• EXERCISE TASK
Collect each line of the records containing the string "from".

Some records:
◆ ◆ ◆ ◆ ◆

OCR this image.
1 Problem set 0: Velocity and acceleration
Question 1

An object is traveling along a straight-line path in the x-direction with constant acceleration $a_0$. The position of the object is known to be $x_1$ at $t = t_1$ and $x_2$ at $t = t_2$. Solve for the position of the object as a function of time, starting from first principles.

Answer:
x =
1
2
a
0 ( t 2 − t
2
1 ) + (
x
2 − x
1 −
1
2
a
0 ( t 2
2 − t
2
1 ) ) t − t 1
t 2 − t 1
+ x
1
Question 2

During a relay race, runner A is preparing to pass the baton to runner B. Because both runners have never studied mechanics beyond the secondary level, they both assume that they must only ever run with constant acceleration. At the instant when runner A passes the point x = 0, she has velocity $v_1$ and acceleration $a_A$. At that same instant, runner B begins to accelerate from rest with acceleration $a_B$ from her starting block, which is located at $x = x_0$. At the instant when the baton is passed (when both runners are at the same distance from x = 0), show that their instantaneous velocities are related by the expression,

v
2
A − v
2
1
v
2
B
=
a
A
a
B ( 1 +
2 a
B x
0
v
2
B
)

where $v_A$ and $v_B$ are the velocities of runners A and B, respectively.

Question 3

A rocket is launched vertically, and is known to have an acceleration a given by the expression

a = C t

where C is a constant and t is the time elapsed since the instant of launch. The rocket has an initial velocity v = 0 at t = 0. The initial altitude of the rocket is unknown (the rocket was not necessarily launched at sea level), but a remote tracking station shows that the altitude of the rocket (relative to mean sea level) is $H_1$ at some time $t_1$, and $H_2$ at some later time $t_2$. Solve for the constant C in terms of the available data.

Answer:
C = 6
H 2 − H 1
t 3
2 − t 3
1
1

◆ ◆ ◆ ◆ ◆

• COMPLETED TASK
An object is traveling along a straight-line path in the x-direction with constant acceleration $a_0$. The position of the object is known to be $x_1$ at $t = t_1$ and $x_2$ at $t = t_2$. Solve for the position of the object as a function of time, starting from first principles.
During a relay race, runner A is preparing to pass the baton to runner B. Because both runners have never studied mechanics beyond the secondary level, they both assume that they must only ever run with constant acceleration. At the instant when runner A passes the point x = 0, she has velocity $v_1$ and acceleration $a_A$. At that same instant, runner B begins to accelerate from rest with acceleration $a_B$ from her starting block, which is located at $x = x_0$. At the instant when the baton is passed (when both runners are at the same distance from x = 0), show that their instantaneous velocities are related by the expression,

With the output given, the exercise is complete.